WHAT YOU ARE ASKED TO DO:
Render the listing as a numbered list, starting at its first line and ending at the line that contains "pin-stem [943, 270, 945, 332]", with both of those lines included and any blank lines left out.

┌─ EXERCISE INPUTS

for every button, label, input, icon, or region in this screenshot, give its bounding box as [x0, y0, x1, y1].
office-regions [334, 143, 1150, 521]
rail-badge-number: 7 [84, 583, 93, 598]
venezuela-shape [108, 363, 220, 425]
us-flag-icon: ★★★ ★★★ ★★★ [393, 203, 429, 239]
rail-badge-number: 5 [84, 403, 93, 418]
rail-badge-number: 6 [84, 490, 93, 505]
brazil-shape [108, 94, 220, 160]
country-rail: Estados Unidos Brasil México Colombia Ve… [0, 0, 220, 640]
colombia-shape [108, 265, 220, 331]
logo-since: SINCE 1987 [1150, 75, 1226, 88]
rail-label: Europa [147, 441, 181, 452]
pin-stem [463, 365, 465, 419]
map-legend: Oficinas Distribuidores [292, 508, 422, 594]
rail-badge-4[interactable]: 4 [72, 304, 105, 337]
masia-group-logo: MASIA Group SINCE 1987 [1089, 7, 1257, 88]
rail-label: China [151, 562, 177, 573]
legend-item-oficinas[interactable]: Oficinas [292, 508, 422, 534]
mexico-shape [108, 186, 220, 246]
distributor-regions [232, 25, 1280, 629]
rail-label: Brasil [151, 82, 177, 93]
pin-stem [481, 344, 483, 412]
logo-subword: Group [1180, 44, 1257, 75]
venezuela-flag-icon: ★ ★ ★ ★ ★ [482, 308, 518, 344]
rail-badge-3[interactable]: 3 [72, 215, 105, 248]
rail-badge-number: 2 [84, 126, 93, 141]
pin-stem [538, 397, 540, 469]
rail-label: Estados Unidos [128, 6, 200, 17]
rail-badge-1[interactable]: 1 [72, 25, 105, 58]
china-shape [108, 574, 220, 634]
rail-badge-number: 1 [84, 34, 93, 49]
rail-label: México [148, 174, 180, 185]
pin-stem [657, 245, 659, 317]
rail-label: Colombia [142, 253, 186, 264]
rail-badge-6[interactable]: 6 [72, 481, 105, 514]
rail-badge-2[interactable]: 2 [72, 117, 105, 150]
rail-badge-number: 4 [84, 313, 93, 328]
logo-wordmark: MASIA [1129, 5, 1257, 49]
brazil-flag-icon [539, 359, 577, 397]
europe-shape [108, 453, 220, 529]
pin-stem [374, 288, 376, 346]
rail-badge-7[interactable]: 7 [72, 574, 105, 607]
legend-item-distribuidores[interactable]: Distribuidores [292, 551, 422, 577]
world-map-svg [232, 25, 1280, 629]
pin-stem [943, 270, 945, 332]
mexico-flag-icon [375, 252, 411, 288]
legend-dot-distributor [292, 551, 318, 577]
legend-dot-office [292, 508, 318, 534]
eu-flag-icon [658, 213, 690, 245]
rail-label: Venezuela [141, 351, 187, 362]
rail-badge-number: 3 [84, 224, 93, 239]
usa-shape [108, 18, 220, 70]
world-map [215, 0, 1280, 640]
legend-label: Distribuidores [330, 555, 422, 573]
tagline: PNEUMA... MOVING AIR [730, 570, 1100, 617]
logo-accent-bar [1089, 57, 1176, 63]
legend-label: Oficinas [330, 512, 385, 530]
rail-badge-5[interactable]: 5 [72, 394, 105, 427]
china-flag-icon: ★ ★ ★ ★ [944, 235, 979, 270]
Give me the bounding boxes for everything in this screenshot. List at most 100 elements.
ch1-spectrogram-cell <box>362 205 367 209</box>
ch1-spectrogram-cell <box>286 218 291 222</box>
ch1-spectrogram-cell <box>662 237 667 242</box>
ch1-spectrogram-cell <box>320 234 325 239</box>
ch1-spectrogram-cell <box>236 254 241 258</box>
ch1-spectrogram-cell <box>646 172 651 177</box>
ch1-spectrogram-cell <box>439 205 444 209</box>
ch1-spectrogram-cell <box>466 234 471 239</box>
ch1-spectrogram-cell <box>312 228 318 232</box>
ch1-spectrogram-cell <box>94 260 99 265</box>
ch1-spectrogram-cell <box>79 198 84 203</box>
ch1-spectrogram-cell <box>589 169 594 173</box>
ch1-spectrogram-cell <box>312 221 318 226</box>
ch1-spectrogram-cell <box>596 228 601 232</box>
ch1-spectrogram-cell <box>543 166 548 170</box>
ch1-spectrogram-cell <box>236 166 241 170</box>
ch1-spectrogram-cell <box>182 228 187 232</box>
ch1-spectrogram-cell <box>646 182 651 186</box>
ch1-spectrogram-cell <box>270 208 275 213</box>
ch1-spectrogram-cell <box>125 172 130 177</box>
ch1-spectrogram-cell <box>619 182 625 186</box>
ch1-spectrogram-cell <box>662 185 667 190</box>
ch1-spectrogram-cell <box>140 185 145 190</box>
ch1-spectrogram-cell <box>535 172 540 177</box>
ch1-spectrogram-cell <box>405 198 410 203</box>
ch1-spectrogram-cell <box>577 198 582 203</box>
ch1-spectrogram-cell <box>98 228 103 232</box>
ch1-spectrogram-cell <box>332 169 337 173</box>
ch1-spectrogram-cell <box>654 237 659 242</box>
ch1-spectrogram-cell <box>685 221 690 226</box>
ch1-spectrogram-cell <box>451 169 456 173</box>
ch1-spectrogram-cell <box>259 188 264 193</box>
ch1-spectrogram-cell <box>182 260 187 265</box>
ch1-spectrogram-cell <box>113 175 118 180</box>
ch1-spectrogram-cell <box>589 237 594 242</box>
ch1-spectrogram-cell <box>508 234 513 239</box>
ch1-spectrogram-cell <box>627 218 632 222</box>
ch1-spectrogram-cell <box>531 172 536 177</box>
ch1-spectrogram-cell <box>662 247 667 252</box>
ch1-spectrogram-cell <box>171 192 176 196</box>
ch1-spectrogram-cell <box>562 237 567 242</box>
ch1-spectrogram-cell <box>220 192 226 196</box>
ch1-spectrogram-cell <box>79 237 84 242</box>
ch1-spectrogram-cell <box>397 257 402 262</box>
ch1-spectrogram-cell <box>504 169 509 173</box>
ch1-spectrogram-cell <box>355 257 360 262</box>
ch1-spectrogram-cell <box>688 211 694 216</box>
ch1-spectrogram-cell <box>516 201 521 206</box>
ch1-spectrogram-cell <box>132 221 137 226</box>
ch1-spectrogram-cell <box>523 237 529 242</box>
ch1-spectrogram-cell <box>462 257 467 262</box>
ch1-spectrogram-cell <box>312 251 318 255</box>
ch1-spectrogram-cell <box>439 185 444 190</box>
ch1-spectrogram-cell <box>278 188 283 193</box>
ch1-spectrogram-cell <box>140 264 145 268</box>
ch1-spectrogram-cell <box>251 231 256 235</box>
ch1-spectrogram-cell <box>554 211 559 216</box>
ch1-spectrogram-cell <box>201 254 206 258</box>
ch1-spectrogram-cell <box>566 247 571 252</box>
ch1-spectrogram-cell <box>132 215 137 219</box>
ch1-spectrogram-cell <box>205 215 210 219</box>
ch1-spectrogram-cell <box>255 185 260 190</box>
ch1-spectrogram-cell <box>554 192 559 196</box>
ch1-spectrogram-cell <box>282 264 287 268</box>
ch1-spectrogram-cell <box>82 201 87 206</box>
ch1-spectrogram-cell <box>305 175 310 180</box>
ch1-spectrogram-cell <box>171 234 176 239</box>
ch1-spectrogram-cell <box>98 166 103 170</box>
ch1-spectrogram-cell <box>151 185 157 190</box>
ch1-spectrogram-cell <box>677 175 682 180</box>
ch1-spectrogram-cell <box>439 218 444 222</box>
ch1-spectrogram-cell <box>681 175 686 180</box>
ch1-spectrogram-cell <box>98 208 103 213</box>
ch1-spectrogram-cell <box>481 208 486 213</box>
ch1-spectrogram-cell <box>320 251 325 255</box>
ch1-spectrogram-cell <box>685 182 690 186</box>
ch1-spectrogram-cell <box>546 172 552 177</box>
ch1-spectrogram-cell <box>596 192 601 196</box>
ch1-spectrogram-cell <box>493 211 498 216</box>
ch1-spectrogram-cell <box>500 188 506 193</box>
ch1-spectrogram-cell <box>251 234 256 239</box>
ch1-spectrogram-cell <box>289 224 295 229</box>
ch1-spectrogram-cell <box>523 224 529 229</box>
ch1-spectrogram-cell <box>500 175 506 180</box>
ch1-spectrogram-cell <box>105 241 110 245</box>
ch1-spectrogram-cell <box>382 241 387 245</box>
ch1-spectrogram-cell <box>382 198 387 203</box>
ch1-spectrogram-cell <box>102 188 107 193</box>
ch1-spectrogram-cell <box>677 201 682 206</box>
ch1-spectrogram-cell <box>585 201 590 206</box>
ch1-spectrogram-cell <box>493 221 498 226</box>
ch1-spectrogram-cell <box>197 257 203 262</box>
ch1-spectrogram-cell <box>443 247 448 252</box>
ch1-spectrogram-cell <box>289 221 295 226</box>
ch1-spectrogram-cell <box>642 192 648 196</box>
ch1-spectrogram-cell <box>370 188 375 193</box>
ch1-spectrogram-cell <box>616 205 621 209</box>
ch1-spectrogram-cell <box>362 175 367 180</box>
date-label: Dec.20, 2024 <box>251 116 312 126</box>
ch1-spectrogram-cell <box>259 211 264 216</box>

└─

RESULT BELOW:
1. for every button, label, input, icon, or region in this screenshot, give its bounding box as [x0, y0, x1, y1].
2. office-regions [334, 143, 1150, 521]
3. rail-badge-number: 7 [84, 583, 93, 598]
4. venezuela-shape [108, 363, 220, 425]
5. us-flag-icon: ★★★ ★★★ ★★★ [393, 203, 429, 239]
6. rail-badge-number: 5 [84, 403, 93, 418]
7. rail-badge-number: 6 [84, 490, 93, 505]
8. brazil-shape [108, 94, 220, 160]
9. country-rail: Estados Unidos Brasil México Colombia Ve… [0, 0, 220, 640]
10. colombia-shape [108, 265, 220, 331]
11. logo-since: SINCE 1987 [1150, 75, 1226, 88]
12. rail-label: Europa [147, 441, 181, 452]
13. pin-stem [463, 365, 465, 419]
14. map-legend: Oficinas Distribuidores [292, 508, 422, 594]
15. rail-badge-4[interactable]: 4 [72, 304, 105, 337]
16. masia-group-logo: MASIA Group SINCE 1987 [1089, 7, 1257, 88]
17. rail-label: China [151, 562, 177, 573]
18. legend-item-oficinas[interactable]: Oficinas [292, 508, 422, 534]
19. mexico-shape [108, 186, 220, 246]
20. distributor-regions [232, 25, 1280, 629]
21. rail-label: Brasil [151, 82, 177, 93]
22. pin-stem [481, 344, 483, 412]
23. logo-subword: Group [1180, 44, 1257, 75]
24. venezuela-flag-icon: ★ ★ ★ ★ ★ [482, 308, 518, 344]
25. rail-badge-3[interactable]: 3 [72, 215, 105, 248]
26. rail-badge-number: 2 [84, 126, 93, 141]
27. pin-stem [538, 397, 540, 469]
28. rail-label: Estados Unidos [128, 6, 200, 17]
29. rail-badge-1[interactable]: 1 [72, 25, 105, 58]
30. china-shape [108, 574, 220, 634]
31. rail-badge-number: 1 [84, 34, 93, 49]
32. rail-label: México [148, 174, 180, 185]
33. pin-stem [657, 245, 659, 317]
34. rail-label: Colombia [142, 253, 186, 264]
35. rail-badge-6[interactable]: 6 [72, 481, 105, 514]
36. rail-badge-2[interactable]: 2 [72, 117, 105, 150]
37. rail-badge-number: 4 [84, 313, 93, 328]
38. logo-wordmark: MASIA [1129, 5, 1257, 49]
39. brazil-flag-icon [539, 359, 577, 397]
40. europe-shape [108, 453, 220, 529]
41. pin-stem [374, 288, 376, 346]
42. rail-badge-7[interactable]: 7 [72, 574, 105, 607]
43. legend-item-distribuidores[interactable]: Distribuidores [292, 551, 422, 577]
44. world-map-svg [232, 25, 1280, 629]
45. pin-stem [943, 270, 945, 332]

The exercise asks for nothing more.